= DESCRIPTION OF THE TASK =
Lines holding the string "Jens" are the ones to copy; find them all in the data.

Data entries
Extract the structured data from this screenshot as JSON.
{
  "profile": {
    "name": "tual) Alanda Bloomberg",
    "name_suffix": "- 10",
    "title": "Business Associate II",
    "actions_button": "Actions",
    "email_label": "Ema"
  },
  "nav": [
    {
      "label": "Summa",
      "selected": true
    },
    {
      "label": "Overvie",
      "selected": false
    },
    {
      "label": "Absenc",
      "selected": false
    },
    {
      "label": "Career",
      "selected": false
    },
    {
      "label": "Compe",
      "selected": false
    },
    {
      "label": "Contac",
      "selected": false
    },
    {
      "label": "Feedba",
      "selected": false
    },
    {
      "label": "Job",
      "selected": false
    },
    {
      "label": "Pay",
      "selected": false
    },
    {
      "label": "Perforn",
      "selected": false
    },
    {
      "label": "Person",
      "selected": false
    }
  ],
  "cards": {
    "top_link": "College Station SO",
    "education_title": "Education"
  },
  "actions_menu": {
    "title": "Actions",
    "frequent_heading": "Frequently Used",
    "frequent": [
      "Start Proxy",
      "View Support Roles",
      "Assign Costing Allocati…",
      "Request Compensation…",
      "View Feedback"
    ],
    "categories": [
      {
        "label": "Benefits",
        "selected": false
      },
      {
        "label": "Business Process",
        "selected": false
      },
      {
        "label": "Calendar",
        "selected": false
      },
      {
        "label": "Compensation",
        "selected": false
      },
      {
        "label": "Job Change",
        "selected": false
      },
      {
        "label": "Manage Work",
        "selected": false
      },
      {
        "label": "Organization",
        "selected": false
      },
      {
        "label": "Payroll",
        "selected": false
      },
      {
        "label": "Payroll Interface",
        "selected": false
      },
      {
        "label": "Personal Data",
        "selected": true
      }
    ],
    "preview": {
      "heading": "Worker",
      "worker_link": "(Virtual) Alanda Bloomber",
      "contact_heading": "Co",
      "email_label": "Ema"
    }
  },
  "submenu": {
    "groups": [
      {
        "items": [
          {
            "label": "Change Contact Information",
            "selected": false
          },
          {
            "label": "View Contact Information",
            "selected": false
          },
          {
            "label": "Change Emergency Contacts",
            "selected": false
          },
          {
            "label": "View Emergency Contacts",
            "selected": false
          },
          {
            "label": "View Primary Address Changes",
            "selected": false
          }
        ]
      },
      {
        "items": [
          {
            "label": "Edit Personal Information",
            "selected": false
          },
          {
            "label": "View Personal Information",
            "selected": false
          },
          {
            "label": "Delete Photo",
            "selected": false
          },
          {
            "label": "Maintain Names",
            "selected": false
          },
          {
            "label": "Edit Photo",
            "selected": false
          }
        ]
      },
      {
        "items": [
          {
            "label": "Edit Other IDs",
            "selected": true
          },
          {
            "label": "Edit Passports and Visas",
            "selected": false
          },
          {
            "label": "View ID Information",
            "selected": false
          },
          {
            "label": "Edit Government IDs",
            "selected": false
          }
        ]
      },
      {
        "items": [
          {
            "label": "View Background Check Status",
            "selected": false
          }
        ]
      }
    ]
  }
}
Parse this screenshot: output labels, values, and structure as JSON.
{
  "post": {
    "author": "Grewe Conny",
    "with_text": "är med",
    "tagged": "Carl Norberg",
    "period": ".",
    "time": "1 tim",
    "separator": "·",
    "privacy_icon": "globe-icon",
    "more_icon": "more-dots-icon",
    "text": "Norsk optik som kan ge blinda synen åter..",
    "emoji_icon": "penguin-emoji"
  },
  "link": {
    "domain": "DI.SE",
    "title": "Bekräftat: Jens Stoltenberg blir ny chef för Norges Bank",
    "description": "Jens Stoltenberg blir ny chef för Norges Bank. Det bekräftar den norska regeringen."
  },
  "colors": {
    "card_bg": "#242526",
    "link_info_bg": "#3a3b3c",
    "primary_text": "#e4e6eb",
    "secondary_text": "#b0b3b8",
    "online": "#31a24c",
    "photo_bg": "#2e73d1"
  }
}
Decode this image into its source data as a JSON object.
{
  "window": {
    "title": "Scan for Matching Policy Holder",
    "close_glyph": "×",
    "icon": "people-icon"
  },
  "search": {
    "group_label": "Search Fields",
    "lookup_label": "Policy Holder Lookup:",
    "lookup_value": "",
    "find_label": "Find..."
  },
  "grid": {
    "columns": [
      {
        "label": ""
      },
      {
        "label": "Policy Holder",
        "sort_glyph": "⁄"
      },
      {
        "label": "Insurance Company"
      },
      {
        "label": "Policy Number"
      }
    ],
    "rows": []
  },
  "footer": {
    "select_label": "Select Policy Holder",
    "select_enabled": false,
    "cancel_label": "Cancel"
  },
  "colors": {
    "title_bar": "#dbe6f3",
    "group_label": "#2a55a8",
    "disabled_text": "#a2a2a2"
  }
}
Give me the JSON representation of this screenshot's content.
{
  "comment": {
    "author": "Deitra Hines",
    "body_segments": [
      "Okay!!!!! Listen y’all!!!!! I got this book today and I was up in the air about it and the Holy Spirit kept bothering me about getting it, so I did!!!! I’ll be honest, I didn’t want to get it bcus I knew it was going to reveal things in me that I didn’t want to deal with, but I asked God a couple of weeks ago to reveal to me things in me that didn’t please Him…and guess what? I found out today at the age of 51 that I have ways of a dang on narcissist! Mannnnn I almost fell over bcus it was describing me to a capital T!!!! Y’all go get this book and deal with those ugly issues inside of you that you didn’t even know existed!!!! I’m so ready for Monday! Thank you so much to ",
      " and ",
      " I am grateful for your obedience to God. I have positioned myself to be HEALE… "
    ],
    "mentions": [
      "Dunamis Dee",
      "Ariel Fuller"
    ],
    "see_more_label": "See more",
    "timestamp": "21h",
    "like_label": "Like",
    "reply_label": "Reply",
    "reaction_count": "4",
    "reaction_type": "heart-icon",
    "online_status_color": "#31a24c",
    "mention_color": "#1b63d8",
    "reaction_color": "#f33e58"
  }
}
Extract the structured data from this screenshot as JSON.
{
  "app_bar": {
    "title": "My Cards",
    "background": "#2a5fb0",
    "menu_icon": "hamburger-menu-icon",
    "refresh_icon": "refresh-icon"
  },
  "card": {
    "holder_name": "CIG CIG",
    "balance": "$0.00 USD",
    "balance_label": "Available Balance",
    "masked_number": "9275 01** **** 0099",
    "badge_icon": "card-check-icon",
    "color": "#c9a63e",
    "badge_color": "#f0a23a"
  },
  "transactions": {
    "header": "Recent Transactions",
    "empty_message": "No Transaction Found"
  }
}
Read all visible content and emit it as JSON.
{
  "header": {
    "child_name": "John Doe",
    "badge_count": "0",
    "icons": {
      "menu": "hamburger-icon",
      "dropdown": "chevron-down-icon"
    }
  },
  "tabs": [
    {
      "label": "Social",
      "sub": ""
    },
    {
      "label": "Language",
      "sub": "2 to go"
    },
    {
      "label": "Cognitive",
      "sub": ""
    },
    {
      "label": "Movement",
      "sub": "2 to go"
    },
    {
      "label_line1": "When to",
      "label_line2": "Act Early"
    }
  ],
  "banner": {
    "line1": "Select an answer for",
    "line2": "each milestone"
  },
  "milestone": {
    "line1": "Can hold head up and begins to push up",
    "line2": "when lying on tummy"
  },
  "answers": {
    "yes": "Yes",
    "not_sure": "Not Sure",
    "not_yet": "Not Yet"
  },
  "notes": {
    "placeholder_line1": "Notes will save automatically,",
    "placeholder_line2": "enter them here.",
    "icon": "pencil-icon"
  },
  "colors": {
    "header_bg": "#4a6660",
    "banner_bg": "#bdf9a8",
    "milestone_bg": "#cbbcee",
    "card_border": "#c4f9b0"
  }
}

= EXERCISE SOLUTION =
    "title": "Bekräftat: Jens Stoltenberg blir ny chef för Norges Bank",
    "description": "Jens Stoltenberg blir ny chef för Norges Bank. Det bekräftar den norska regeringen."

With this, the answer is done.